Start of Data for this exercise

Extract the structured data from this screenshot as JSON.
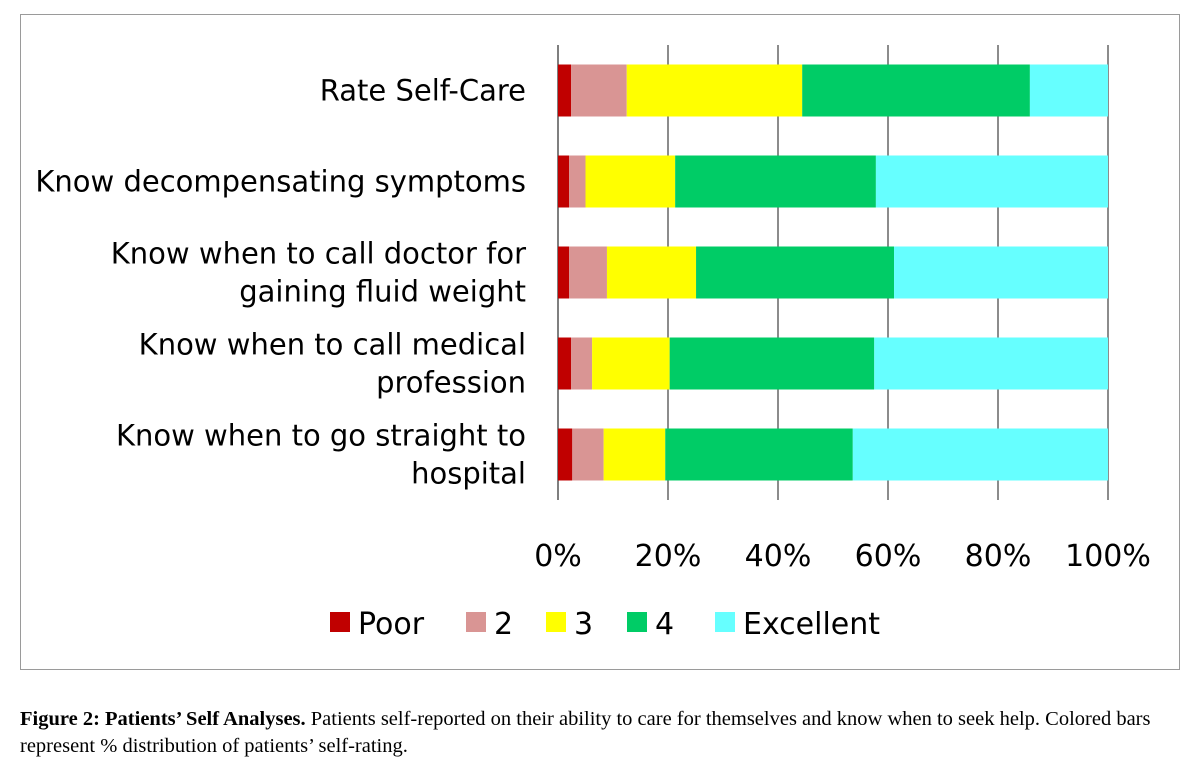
{
  "chart_data": {
    "type": "bar",
    "orientation": "horizontal",
    "stacked": "percent",
    "categories": [
      [
        "Rate Self-Care"
      ],
      [
        "Know decompensating symptoms"
      ],
      [
        "Know when to call doctor for",
        "gaining fluid weight"
      ],
      [
        "Know when to call medical",
        "profession"
      ],
      [
        "Know when to go straight to",
        "hospital"
      ]
    ],
    "series": [
      {
        "name": "Poor",
        "color": "#c00000",
        "values": [
          2.4,
          2.0,
          2.0,
          2.4,
          2.6
        ]
      },
      {
        "name": "2",
        "color": "#d99594",
        "values": [
          10.1,
          3.0,
          6.9,
          3.8,
          5.7
        ]
      },
      {
        "name": "3",
        "color": "#ffff00",
        "values": [
          31.9,
          16.3,
          16.2,
          14.1,
          11.2
        ]
      },
      {
        "name": "4",
        "color": "#00cc66",
        "values": [
          41.4,
          36.5,
          36.0,
          37.2,
          34.1
        ]
      },
      {
        "name": "Excellent",
        "color": "#66ffff",
        "values": [
          14.2,
          42.2,
          38.9,
          42.5,
          46.4
        ]
      }
    ],
    "xticks": [
      "0%",
      "20%",
      "40%",
      "60%",
      "80%",
      "100%"
    ],
    "xlim": [
      0,
      100
    ],
    "grid": true,
    "legend": "bottom"
  },
  "caption": {
    "label": "Figure 2: Patients’ Self Analyses.",
    "text": " Patients self-reported on their ability to care for themselves and know when to seek help. Colored bars represent % distribution of patients’ self-rating."
  }
}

End of Data for this exercise

- _Exercise brief_
Apart from the pictures, repeat every entry exactly.

- _Solution for this task_
Extract the structured data from this screenshot as JSON.
{
  "chart_data": {
    "type": "bar",
    "orientation": "horizontal",
    "stacked": "percent",
    "categories": [
      [
        "Rate Self-Care"
      ],
      [
        "Know decompensating symptoms"
      ],
      [
        "Know when to call doctor for",
        "gaining fluid weight"
      ],
      [
        "Know when to call medical",
        "profession"
      ],
      [
        "Know when to go straight to",
        "hospital"
      ]
    ],
    "series": [
      {
        "name": "Poor",
        "color": "#c00000",
        "values": [
          2.4,
          2.0,
          2.0,
          2.4,
          2.6
        ]
      },
      {
        "name": "2",
        "color": "#d99594",
        "values": [
          10.1,
          3.0,
          6.9,
          3.8,
          5.7
        ]
      },
      {
        "name": "3",
        "color": "#ffff00",
        "values": [
          31.9,
          16.3,
          16.2,
          14.1,
          11.2
        ]
      },
      {
        "name": "4",
        "color": "#00cc66",
        "values": [
          41.4,
          36.5,
          36.0,
          37.2,
          34.1
        ]
      },
      {
        "name": "Excellent",
        "color": "#66ffff",
        "values": [
          14.2,
          42.2,
          38.9,
          42.5,
          46.4
        ]
      }
    ],
    "xticks": [
      "0%",
      "20%",
      "40%",
      "60%",
      "80%",
      "100%"
    ],
    "xlim": [
      0,
      100
    ],
    "grid": true,
    "legend": "bottom"
  },
  "caption": {
    "label": "Figure 2: Patients’ Self Analyses.",
    "text": " Patients self-reported on their ability to care for themselves and know when to seek help. Colored bars represent % distribution of patients’ self-rating."
  }
}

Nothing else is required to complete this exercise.